**GOAL OF THE EXERCISE:** Please write out the material that follows, exactly as it stands.

Dataset rows about figures:
--*--

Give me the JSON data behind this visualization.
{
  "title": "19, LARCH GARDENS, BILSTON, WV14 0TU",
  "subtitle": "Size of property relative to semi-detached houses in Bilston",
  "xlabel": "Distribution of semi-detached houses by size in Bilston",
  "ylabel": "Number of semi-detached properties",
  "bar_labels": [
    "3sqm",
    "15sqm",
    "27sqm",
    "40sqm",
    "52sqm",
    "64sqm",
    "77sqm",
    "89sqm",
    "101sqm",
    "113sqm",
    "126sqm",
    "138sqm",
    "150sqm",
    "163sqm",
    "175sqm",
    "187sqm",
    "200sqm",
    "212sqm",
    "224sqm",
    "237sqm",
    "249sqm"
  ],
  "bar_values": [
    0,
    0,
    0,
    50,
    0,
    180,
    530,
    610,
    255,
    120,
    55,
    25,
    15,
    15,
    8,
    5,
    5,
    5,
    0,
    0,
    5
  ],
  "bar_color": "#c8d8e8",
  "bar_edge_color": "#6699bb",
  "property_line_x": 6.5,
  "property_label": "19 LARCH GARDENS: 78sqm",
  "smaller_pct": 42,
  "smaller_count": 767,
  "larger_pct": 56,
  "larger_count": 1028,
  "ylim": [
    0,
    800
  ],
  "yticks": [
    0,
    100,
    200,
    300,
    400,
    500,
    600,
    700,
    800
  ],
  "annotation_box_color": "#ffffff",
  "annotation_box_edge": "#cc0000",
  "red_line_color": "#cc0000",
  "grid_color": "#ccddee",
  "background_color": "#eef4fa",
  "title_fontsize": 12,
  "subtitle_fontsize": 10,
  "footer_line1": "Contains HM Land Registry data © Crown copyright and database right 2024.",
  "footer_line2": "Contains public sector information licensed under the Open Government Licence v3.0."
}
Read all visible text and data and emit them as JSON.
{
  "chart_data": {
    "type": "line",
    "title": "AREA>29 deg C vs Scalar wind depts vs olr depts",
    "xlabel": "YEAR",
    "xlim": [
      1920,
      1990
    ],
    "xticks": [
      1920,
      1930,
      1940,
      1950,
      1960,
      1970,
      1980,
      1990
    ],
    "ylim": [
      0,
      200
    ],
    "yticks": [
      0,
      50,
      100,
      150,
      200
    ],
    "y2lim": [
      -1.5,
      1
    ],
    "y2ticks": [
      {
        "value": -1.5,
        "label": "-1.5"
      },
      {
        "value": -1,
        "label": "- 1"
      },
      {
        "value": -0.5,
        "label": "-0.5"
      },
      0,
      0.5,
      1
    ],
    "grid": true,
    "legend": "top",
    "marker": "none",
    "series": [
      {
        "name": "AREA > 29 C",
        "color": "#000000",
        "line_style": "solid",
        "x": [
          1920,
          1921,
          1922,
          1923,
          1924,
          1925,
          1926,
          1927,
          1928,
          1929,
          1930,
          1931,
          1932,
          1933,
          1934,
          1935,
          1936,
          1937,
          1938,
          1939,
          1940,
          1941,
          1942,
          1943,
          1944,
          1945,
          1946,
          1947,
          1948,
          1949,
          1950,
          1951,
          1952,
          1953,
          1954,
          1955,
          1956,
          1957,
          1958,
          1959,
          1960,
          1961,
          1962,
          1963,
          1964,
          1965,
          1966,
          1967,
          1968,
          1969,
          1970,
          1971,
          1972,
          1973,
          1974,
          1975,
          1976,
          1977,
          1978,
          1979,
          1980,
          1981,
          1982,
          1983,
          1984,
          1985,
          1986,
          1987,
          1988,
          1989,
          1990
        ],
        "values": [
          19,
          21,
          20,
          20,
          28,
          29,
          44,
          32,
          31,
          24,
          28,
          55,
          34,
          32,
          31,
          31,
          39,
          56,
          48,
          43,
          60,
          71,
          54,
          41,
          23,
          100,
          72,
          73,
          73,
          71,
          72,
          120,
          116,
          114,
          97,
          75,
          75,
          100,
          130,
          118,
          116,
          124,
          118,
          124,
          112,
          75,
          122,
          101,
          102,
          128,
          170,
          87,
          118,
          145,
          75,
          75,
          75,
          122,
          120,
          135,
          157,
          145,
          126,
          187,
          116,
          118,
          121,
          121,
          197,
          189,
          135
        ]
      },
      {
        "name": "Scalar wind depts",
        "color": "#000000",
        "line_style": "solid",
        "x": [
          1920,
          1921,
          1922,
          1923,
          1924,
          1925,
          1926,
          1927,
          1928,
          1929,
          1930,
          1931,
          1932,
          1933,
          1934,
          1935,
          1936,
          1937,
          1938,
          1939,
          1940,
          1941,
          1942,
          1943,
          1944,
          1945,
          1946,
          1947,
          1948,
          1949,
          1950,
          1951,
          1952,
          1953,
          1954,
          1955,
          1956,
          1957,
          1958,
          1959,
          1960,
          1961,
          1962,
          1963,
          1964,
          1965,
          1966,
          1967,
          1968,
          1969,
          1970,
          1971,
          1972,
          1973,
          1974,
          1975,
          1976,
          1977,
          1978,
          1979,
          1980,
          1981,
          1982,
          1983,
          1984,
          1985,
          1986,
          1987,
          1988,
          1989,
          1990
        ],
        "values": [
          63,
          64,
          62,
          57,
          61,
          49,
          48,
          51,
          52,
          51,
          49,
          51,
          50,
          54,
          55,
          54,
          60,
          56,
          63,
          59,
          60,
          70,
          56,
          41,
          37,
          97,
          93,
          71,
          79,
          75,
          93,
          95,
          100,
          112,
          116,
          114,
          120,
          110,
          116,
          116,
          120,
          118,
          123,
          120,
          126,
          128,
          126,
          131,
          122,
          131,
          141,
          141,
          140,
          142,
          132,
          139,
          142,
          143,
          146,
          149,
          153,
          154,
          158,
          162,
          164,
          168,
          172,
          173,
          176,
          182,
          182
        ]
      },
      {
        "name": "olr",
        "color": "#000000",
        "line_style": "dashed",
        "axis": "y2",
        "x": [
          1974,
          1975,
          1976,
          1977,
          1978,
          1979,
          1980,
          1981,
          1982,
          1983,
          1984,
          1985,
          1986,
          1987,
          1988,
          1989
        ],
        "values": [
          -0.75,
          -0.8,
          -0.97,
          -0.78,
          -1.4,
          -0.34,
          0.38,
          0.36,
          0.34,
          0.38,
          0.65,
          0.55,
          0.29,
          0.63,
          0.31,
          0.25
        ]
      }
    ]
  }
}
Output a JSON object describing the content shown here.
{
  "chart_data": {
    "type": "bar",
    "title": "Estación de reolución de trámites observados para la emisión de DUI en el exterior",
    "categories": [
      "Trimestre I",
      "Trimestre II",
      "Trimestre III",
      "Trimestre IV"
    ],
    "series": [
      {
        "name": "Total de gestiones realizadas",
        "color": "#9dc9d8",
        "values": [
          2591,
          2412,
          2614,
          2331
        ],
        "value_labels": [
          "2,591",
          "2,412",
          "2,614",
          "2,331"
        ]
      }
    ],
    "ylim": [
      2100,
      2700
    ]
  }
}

--*--

**EXERCISE RESPONSE:**
Give me the JSON data behind this visualization.
{
  "title": "19, LARCH GARDENS, BILSTON, WV14 0TU",
  "subtitle": "Size of property relative to semi-detached houses in Bilston",
  "xlabel": "Distribution of semi-detached houses by size in Bilston",
  "ylabel": "Number of semi-detached properties",
  "bar_labels": [
    "3sqm",
    "15sqm",
    "27sqm",
    "40sqm",
    "52sqm",
    "64sqm",
    "77sqm",
    "89sqm",
    "101sqm",
    "113sqm",
    "126sqm",
    "138sqm",
    "150sqm",
    "163sqm",
    "175sqm",
    "187sqm",
    "200sqm",
    "212sqm",
    "224sqm",
    "237sqm",
    "249sqm"
  ],
  "bar_values": [
    0,
    0,
    0,
    50,
    0,
    180,
    530,
    610,
    255,
    120,
    55,
    25,
    15,
    15,
    8,
    5,
    5,
    5,
    0,
    0,
    5
  ],
  "bar_color": "#c8d8e8",
  "bar_edge_color": "#6699bb",
  "property_line_x": 6.5,
  "property_label": "19 LARCH GARDENS: 78sqm",
  "smaller_pct": 42,
  "smaller_count": 767,
  "larger_pct": 56,
  "larger_count": 1028,
  "ylim": [
    0,
    800
  ],
  "yticks": [
    0,
    100,
    200,
    300,
    400,
    500,
    600,
    700,
    800
  ],
  "annotation_box_color": "#ffffff",
  "annotation_box_edge": "#cc0000",
  "red_line_color": "#cc0000",
  "grid_color": "#ccddee",
  "background_color": "#eef4fa",
  "title_fontsize": 12,
  "subtitle_fontsize": 10,
  "footer_line1": "Contains HM Land Registry data © Crown copyright and database right 2024.",
  "footer_line2": "Contains public sector information licensed under the Open Government Licence v3.0."
}
Read all visible text and data and emit them as JSON.
{
  "chart_data": {
    "type": "line",
    "title": "AREA>29 deg C vs Scalar wind depts vs olr depts",
    "xlabel": "YEAR",
    "xlim": [
      1920,
      1990
    ],
    "xticks": [
      1920,
      1930,
      1940,
      1950,
      1960,
      1970,
      1980,
      1990
    ],
    "ylim": [
      0,
      200
    ],
    "yticks": [
      0,
      50,
      100,
      150,
      200
    ],
    "y2lim": [
      -1.5,
      1
    ],
    "y2ticks": [
      {
        "value": -1.5,
        "label": "-1.5"
      },
      {
        "value": -1,
        "label": "- 1"
      },
      {
        "value": -0.5,
        "label": "-0.5"
      },
      0,
      0.5,
      1
    ],
    "grid": true,
    "legend": "top",
    "marker": "none",
    "series": [
      {
        "name": "AREA > 29 C",
        "color": "#000000",
        "line_style": "solid",
        "x": [
          1920,
          1921,
          1922,
          1923,
          1924,
          1925,
          1926,
          1927,
          1928,
          1929,
          1930,
          1931,
          1932,
          1933,
          1934,
          1935,
          1936,
          1937,
          1938,
          1939,
          1940,
          1941,
          1942,
          1943,
          1944,
          1945,
          1946,
          1947,
          1948,
          1949,
          1950,
          1951,
          1952,
          1953,
          1954,
          1955,
          1956,
          1957,
          1958,
          1959,
          1960,
          1961,
          1962,
          1963,
          1964,
          1965,
          1966,
          1967,
          1968,
          1969,
          1970,
          1971,
          1972,
          1973,
          1974,
          1975,
          1976,
          1977,
          1978,
          1979,
          1980,
          1981,
          1982,
          1983,
          1984,
          1985,
          1986,
          1987,
          1988,
          1989,
          1990
        ],
        "values": [
          19,
          21,
          20,
          20,
          28,
          29,
          44,
          32,
          31,
          24,
          28,
          55,
          34,
          32,
          31,
          31,
          39,
          56,
          48,
          43,
          60,
          71,
          54,
          41,
          23,
          100,
          72,
          73,
          73,
          71,
          72,
          120,
          116,
          114,
          97,
          75,
          75,
          100,
          130,
          118,
          116,
          124,
          118,
          124,
          112,
          75,
          122,
          101,
          102,
          128,
          170,
          87,
          118,
          145,
          75,
          75,
          75,
          122,
          120,
          135,
          157,
          145,
          126,
          187,
          116,
          118,
          121,
          121,
          197,
          189,
          135
        ]
      },
      {
        "name": "Scalar wind depts",
        "color": "#000000",
        "line_style": "solid",
        "x": [
          1920,
          1921,
          1922,
          1923,
          1924,
          1925,
          1926,
          1927,
          1928,
          1929,
          1930,
          1931,
          1932,
          1933,
          1934,
          1935,
          1936,
          1937,
          1938,
          1939,
          1940,
          1941,
          1942,
          1943,
          1944,
          1945,
          1946,
          1947,
          1948,
          1949,
          1950,
          1951,
          1952,
          1953,
          1954,
          1955,
          1956,
          1957,
          1958,
          1959,
          1960,
          1961,
          1962,
          1963,
          1964,
          1965,
          1966,
          1967,
          1968,
          1969,
          1970,
          1971,
          1972,
          1973,
          1974,
          1975,
          1976,
          1977,
          1978,
          1979,
          1980,
          1981,
          1982,
          1983,
          1984,
          1985,
          1986,
          1987,
          1988,
          1989,
          1990
        ],
        "values": [
          63,
          64,
          62,
          57,
          61,
          49,
          48,
          51,
          52,
          51,
          49,
          51,
          50,
          54,
          55,
          54,
          60,
          56,
          63,
          59,
          60,
          70,
          56,
          41,
          37,
          97,
          93,
          71,
          79,
          75,
          93,
          95,
          100,
          112,
          116,
          114,
          120,
          110,
          116,
          116,
          120,
          118,
          123,
          120,
          126,
          128,
          126,
          131,
          122,
          131,
          141,
          141,
          140,
          142,
          132,
          139,
          142,
          143,
          146,
          149,
          153,
          154,
          158,
          162,
          164,
          168,
          172,
          173,
          176,
          182,
          182
        ]
      },
      {
        "name": "olr",
        "color": "#000000",
        "line_style": "dashed",
        "axis": "y2",
        "x": [
          1974,
          1975,
          1976,
          1977,
          1978,
          1979,
          1980,
          1981,
          1982,
          1983,
          1984,
          1985,
          1986,
          1987,
          1988,
          1989
        ],
        "values": [
          -0.75,
          -0.8,
          -0.97,
          -0.78,
          -1.4,
          -0.34,
          0.38,
          0.36,
          0.34,
          0.38,
          0.65,
          0.55,
          0.29,
          0.63,
          0.31,
          0.25
        ]
      }
    ]
  }
}
Output a JSON object describing the content shown here.
{
  "chart_data": {
    "type": "bar",
    "title": "Estación de reolución de trámites observados para la emisión de DUI en el exterior",
    "categories": [
      "Trimestre I",
      "Trimestre II",
      "Trimestre III",
      "Trimestre IV"
    ],
    "series": [
      {
        "name": "Total de gestiones realizadas",
        "color": "#9dc9d8",
        "values": [
          2591,
          2412,
          2614,
          2331
        ],
        "value_labels": [
          "2,591",
          "2,412",
          "2,614",
          "2,331"
        ]
      }
    ],
    "ylim": [
      2100,
      2700
    ]
  }
}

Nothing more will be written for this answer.